> _Task_: Copy every entry precisely.

> _Data extract_:
################

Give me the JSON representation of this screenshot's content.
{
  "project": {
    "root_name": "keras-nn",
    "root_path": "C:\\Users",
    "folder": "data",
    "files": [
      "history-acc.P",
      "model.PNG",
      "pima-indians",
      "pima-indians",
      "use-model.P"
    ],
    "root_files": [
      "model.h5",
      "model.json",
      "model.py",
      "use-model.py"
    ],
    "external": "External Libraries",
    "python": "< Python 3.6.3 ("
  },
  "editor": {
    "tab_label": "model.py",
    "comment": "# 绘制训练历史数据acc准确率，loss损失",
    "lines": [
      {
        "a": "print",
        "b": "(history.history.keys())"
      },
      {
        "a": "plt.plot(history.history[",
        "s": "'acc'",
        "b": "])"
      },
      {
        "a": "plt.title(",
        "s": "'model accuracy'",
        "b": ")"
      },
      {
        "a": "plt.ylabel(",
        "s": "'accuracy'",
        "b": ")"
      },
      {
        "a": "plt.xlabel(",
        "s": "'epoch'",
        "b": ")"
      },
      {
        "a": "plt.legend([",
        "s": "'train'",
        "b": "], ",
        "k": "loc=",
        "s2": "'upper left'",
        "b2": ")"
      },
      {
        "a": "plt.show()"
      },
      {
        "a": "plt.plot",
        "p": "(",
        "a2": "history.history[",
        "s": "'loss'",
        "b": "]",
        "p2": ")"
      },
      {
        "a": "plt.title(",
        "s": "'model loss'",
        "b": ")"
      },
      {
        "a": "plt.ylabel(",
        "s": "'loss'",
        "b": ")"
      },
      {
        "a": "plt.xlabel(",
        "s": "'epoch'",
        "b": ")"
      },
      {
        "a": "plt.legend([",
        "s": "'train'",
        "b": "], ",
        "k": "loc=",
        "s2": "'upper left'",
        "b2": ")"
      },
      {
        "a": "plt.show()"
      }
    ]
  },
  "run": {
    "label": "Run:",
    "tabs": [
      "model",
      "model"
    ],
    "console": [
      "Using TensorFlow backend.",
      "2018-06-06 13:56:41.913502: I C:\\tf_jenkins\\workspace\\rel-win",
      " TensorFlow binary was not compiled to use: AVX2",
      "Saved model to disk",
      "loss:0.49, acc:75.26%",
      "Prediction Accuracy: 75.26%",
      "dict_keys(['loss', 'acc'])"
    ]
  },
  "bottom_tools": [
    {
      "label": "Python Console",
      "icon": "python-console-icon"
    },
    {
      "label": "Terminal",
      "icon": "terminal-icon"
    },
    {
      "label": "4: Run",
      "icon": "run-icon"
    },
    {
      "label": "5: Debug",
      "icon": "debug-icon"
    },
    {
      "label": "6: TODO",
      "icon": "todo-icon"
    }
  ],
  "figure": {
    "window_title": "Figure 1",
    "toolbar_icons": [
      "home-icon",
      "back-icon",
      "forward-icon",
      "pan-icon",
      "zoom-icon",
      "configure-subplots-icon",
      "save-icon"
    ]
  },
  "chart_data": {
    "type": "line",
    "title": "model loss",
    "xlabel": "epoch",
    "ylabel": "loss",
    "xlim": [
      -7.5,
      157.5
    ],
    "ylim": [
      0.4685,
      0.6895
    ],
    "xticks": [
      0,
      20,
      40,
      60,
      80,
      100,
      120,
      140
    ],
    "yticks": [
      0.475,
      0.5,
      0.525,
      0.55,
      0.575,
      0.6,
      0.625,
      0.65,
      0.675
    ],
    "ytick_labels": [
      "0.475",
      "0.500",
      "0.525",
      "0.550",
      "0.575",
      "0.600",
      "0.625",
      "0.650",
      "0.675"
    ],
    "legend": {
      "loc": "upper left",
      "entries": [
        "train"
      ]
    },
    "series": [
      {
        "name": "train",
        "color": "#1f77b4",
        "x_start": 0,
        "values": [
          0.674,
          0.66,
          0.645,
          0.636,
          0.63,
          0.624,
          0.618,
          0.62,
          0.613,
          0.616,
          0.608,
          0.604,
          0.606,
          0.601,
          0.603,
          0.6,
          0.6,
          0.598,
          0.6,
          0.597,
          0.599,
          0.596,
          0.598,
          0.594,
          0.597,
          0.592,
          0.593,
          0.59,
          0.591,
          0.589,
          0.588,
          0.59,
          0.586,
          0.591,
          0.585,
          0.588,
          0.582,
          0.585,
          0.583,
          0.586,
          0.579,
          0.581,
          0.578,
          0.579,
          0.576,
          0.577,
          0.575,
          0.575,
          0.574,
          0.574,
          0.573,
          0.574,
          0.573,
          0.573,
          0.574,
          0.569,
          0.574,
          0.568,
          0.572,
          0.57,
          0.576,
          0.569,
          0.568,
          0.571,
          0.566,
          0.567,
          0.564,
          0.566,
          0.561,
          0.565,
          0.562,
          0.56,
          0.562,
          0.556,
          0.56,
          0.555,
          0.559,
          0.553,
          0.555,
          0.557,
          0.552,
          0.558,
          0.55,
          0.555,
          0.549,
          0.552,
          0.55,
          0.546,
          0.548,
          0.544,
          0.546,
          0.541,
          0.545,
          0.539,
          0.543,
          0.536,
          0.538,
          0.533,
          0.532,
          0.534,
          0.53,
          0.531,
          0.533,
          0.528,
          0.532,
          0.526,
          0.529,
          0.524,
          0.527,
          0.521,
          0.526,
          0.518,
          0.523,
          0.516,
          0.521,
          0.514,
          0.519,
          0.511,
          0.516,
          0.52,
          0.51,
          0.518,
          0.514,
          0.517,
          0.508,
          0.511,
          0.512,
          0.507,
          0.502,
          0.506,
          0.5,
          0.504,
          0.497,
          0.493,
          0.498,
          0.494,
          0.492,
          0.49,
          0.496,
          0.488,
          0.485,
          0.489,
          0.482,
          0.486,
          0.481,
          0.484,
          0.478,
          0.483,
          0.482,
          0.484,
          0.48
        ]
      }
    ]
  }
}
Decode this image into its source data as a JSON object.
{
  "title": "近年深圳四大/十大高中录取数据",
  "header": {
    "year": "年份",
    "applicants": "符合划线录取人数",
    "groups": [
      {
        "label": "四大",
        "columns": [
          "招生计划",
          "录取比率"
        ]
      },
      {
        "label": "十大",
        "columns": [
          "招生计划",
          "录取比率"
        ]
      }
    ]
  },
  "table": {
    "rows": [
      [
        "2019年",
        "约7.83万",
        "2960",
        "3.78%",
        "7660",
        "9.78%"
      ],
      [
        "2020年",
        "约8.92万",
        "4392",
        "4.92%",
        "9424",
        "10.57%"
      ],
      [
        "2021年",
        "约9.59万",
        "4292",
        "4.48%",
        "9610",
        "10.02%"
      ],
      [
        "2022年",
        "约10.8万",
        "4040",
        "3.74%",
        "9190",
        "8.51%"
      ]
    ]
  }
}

################

> _Exercise output_:
Give me the JSON representation of this screenshot's content.
{
  "project": {
    "root_name": "keras-nn",
    "root_path": "C:\\Users",
    "folder": "data",
    "files": [
      "history-acc.P",
      "model.PNG",
      "pima-indians",
      "pima-indians",
      "use-model.P"
    ],
    "root_files": [
      "model.h5",
      "model.json",
      "model.py",
      "use-model.py"
    ],
    "external": "External Libraries",
    "python": "< Python 3.6.3 ("
  },
  "editor": {
    "tab_label": "model.py",
    "comment": "# 绘制训练历史数据acc准确率，loss损失",
    "lines": [
      {
        "a": "print",
        "b": "(history.history.keys())"
      },
      {
        "a": "plt.plot(history.history[",
        "s": "'acc'",
        "b": "])"
      },
      {
        "a": "plt.title(",
        "s": "'model accuracy'",
        "b": ")"
      },
      {
        "a": "plt.ylabel(",
        "s": "'accuracy'",
        "b": ")"
      },
      {
        "a": "plt.xlabel(",
        "s": "'epoch'",
        "b": ")"
      },
      {
        "a": "plt.legend([",
        "s": "'train'",
        "b": "], ",
        "k": "loc=",
        "s2": "'upper left'",
        "b2": ")"
      },
      {
        "a": "plt.show()"
      },
      {
        "a": "plt.plot",
        "p": "(",
        "a2": "history.history[",
        "s": "'loss'",
        "b": "]",
        "p2": ")"
      },
      {
        "a": "plt.title(",
        "s": "'model loss'",
        "b": ")"
      },
      {
        "a": "plt.ylabel(",
        "s": "'loss'",
        "b": ")"
      },
      {
        "a": "plt.xlabel(",
        "s": "'epoch'",
        "b": ")"
      },
      {
        "a": "plt.legend([",
        "s": "'train'",
        "b": "], ",
        "k": "loc=",
        "s2": "'upper left'",
        "b2": ")"
      },
      {
        "a": "plt.show()"
      }
    ]
  },
  "run": {
    "label": "Run:",
    "tabs": [
      "model",
      "model"
    ],
    "console": [
      "Using TensorFlow backend.",
      "2018-06-06 13:56:41.913502: I C:\\tf_jenkins\\workspace\\rel-win",
      " TensorFlow binary was not compiled to use: AVX2",
      "Saved model to disk",
      "loss:0.49, acc:75.26%",
      "Prediction Accuracy: 75.26%",
      "dict_keys(['loss', 'acc'])"
    ]
  },
  "bottom_tools": [
    {
      "label": "Python Console",
      "icon": "python-console-icon"
    },
    {
      "label": "Terminal",
      "icon": "terminal-icon"
    },
    {
      "label": "4: Run",
      "icon": "run-icon"
    },
    {
      "label": "5: Debug",
      "icon": "debug-icon"
    },
    {
      "label": "6: TODO",
      "icon": "todo-icon"
    }
  ],
  "figure": {
    "window_title": "Figure 1",
    "toolbar_icons": [
      "home-icon",
      "back-icon",
      "forward-icon",
      "pan-icon",
      "zoom-icon",
      "configure-subplots-icon",
      "save-icon"
    ]
  },
  "chart_data": {
    "type": "line",
    "title": "model loss",
    "xlabel": "epoch",
    "ylabel": "loss",
    "xlim": [
      -7.5,
      157.5
    ],
    "ylim": [
      0.4685,
      0.6895
    ],
    "xticks": [
      0,
      20,
      40,
      60,
      80,
      100,
      120,
      140
    ],
    "yticks": [
      0.475,
      0.5,
      0.525,
      0.55,
      0.575,
      0.6,
      0.625,
      0.65,
      0.675
    ],
    "ytick_labels": [
      "0.475",
      "0.500",
      "0.525",
      "0.550",
      "0.575",
      "0.600",
      "0.625",
      "0.650",
      "0.675"
    ],
    "legend": {
      "loc": "upper left",
      "entries": [
        "train"
      ]
    },
    "series": [
      {
        "name": "train",
        "color": "#1f77b4",
        "x_start": 0,
        "values": [
          0.674,
          0.66,
          0.645,
          0.636,
          0.63,
          0.624,
          0.618,
          0.62,
          0.613,
          0.616,
          0.608,
          0.604,
          0.606,
          0.601,
          0.603,
          0.6,
          0.6,
          0.598,
          0.6,
          0.597,
          0.599,
          0.596,
          0.598,
          0.594,
          0.597,
          0.592,
          0.593,
          0.59,
          0.591,
          0.589,
          0.588,
          0.59,
          0.586,
          0.591,
          0.585,
          0.588,
          0.582,
          0.585,
          0.583,
          0.586,
          0.579,
          0.581,
          0.578,
          0.579,
          0.576,
          0.577,
          0.575,
          0.575,
          0.574,
          0.574,
          0.573,
          0.574,
          0.573,
          0.573,
          0.574,
          0.569,
          0.574,
          0.568,
          0.572,
          0.57,
          0.576,
          0.569,
          0.568,
          0.571,
          0.566,
          0.567,
          0.564,
          0.566,
          0.561,
          0.565,
          0.562,
          0.56,
          0.562,
          0.556,
          0.56,
          0.555,
          0.559,
          0.553,
          0.555,
          0.557,
          0.552,
          0.558,
          0.55,
          0.555,
          0.549,
          0.552,
          0.55,
          0.546,
          0.548,
          0.544,
          0.546,
          0.541,
          0.545,
          0.539,
          0.543,
          0.536,
          0.538,
          0.533,
          0.532,
          0.534,
          0.53,
          0.531,
          0.533,
          0.528,
          0.532,
          0.526,
          0.529,
          0.524,
          0.527,
          0.521,
          0.526,
          0.518,
          0.523,
          0.516,
          0.521,
          0.514,
          0.519,
          0.511,
          0.516,
          0.52,
          0.51,
          0.518,
          0.514,
          0.517,
          0.508,
          0.511,
          0.512,
          0.507,
          0.502,
          0.506,
          0.5,
          0.504,
          0.497,
          0.493,
          0.498,
          0.494,
          0.492,
          0.49,
          0.496,
          0.488,
          0.485,
          0.489,
          0.482,
          0.486,
          0.481,
          0.484,
          0.478,
          0.483,
          0.482,
          0.484,
          0.48
        ]
      }
    ]
  }
}
Decode this image into its source data as a JSON object.
{
  "title": "近年深圳四大/十大高中录取数据",
  "header": {
    "year": "年份",
    "applicants": "符合划线录取人数",
    "groups": [
      {
        "label": "四大",
        "columns": [
          "招生计划",
          "录取比率"
        ]
      },
      {
        "label": "十大",
        "columns": [
          "招生计划",
          "录取比率"
        ]
      }
    ]
  },
  "table": {
    "rows": [
      [
        "2019年",
        "约7.83万",
        "2960",
        "3.78%",
        "7660",
        "9.78%"
      ],
      [
        "2020年",
        "约8.92万",
        "4392",
        "4.92%",
        "9424",
        "10.57%"
      ],
      [
        "2021年",
        "约9.59万",
        "4292",
        "4.48%",
        "9610",
        "10.02%"
      ],
      [
        "2022年",
        "约10.8万",
        "4040",
        "3.74%",
        "9190",
        "8.51%"
      ]
    ]
  }
}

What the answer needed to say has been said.